__Stored items from a collection__
━━━━━━━━━━━━━━━━

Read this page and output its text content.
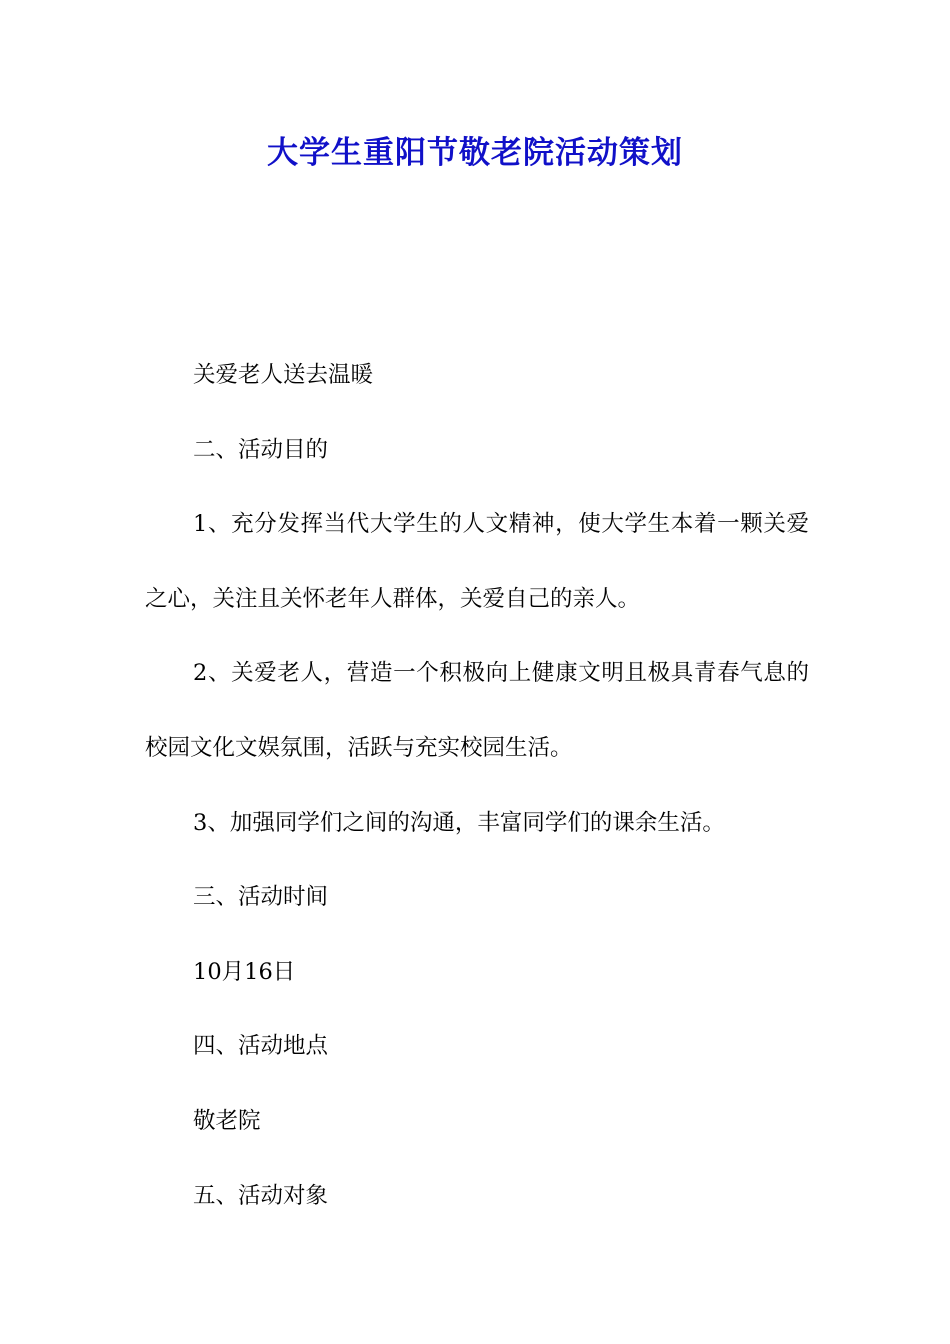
大学生重阳节敬老院活动策划

关爱老人送去温暖

二、活动目的

1、充分发挥当代大学生的人文精神，使大学生本着一颗关爱之心，关注且关怀老年人群体，关爱自己的亲人。

2、关爱老人，营造一个积极向上健康文明且极具青春气息的校园文化文娱氛围，活跃与充实校园生活。

3、加强同学们之间的沟通，丰富同学们的课余生活。

三、活动时间

10月16日

四、活动地点

敬老院

五、活动对象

━━━━━━━━━━━━━━━━

__Problem description__
Copy the records exactly as they appear, excluding images.

__Exercise result__
Read this page and output its text content.
大学生重阳节敬老院活动策划

关爱老人送去温暖

二、活动目的

1、充分发挥当代大学生的人文精神，使大学生本着一颗关爱之心，关注且关怀老年人群体，关爱自己的亲人。

2、关爱老人，营造一个积极向上健康文明且极具青春气息的校园文化文娱氛围，活跃与充实校园生活。

3、加强同学们之间的沟通，丰富同学们的课余生活。

三、活动时间

10月16日

四、活动地点

敬老院

五、活动对象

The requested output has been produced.